▶ **The task**
All entries below are to be set down again, identical to the source.

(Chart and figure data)
:::
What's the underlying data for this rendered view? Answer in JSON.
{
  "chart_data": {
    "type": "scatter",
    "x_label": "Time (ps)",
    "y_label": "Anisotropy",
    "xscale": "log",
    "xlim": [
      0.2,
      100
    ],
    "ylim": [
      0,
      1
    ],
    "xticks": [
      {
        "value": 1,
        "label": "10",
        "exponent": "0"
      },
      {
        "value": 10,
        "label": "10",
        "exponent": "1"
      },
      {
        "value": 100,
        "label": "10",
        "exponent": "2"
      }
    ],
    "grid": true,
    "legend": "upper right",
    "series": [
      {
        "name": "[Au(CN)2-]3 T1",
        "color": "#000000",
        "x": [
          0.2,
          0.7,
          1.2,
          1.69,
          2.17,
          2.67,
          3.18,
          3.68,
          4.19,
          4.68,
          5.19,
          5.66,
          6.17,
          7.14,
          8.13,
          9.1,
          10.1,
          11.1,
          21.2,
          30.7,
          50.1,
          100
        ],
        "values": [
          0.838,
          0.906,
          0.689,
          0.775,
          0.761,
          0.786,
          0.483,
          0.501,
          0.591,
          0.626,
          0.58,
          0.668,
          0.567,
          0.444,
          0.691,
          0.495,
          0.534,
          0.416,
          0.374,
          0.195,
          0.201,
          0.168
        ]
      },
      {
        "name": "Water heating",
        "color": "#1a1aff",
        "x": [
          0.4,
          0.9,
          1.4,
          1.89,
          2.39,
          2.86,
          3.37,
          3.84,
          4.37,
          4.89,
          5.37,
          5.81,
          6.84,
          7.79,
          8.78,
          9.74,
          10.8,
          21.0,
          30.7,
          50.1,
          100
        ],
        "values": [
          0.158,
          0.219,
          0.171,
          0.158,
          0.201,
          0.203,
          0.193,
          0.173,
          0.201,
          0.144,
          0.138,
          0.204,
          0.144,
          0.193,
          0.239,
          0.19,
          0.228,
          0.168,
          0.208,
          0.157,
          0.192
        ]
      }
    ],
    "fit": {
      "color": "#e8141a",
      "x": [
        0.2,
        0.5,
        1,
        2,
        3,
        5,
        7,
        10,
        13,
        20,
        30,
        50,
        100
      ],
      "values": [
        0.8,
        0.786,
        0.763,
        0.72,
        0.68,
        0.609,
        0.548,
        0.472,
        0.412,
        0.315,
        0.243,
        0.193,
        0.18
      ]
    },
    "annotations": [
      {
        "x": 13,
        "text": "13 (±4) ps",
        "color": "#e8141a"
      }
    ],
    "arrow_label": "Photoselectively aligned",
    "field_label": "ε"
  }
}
:::
▶ **Result for this exercise**
What's the underlying data for this rendered view? Answer in JSON.
{
  "chart_data": {
    "type": "scatter",
    "x_label": "Time (ps)",
    "y_label": "Anisotropy",
    "xscale": "log",
    "xlim": [
      0.2,
      100
    ],
    "ylim": [
      0,
      1
    ],
    "xticks": [
      {
        "value": 1,
        "label": "10",
        "exponent": "0"
      },
      {
        "value": 10,
        "label": "10",
        "exponent": "1"
      },
      {
        "value": 100,
        "label": "10",
        "exponent": "2"
      }
    ],
    "grid": true,
    "legend": "upper right",
    "series": [
      {
        "name": "[Au(CN)2-]3 T1",
        "color": "#000000",
        "x": [
          0.2,
          0.7,
          1.2,
          1.69,
          2.17,
          2.67,
          3.18,
          3.68,
          4.19,
          4.68,
          5.19,
          5.66,
          6.17,
          7.14,
          8.13,
          9.1,
          10.1,
          11.1,
          21.2,
          30.7,
          50.1,
          100
        ],
        "values": [
          0.838,
          0.906,
          0.689,
          0.775,
          0.761,
          0.786,
          0.483,
          0.501,
          0.591,
          0.626,
          0.58,
          0.668,
          0.567,
          0.444,
          0.691,
          0.495,
          0.534,
          0.416,
          0.374,
          0.195,
          0.201,
          0.168
        ]
      },
      {
        "name": "Water heating",
        "color": "#1a1aff",
        "x": [
          0.4,
          0.9,
          1.4,
          1.89,
          2.39,
          2.86,
          3.37,
          3.84,
          4.37,
          4.89,
          5.37,
          5.81,
          6.84,
          7.79,
          8.78,
          9.74,
          10.8,
          21.0,
          30.7,
          50.1,
          100
        ],
        "values": [
          0.158,
          0.219,
          0.171,
          0.158,
          0.201,
          0.203,
          0.193,
          0.173,
          0.201,
          0.144,
          0.138,
          0.204,
          0.144,
          0.193,
          0.239,
          0.19,
          0.228,
          0.168,
          0.208,
          0.157,
          0.192
        ]
      }
    ],
    "fit": {
      "color": "#e8141a",
      "x": [
        0.2,
        0.5,
        1,
        2,
        3,
        5,
        7,
        10,
        13,
        20,
        30,
        50,
        100
      ],
      "values": [
        0.8,
        0.786,
        0.763,
        0.72,
        0.68,
        0.609,
        0.548,
        0.472,
        0.412,
        0.315,
        0.243,
        0.193,
        0.18
      ]
    },
    "annotations": [
      {
        "x": 13,
        "text": "13 (±4) ps",
        "color": "#e8141a"
      }
    ],
    "arrow_label": "Photoselectively aligned",
    "field_label": "ε"
  }
}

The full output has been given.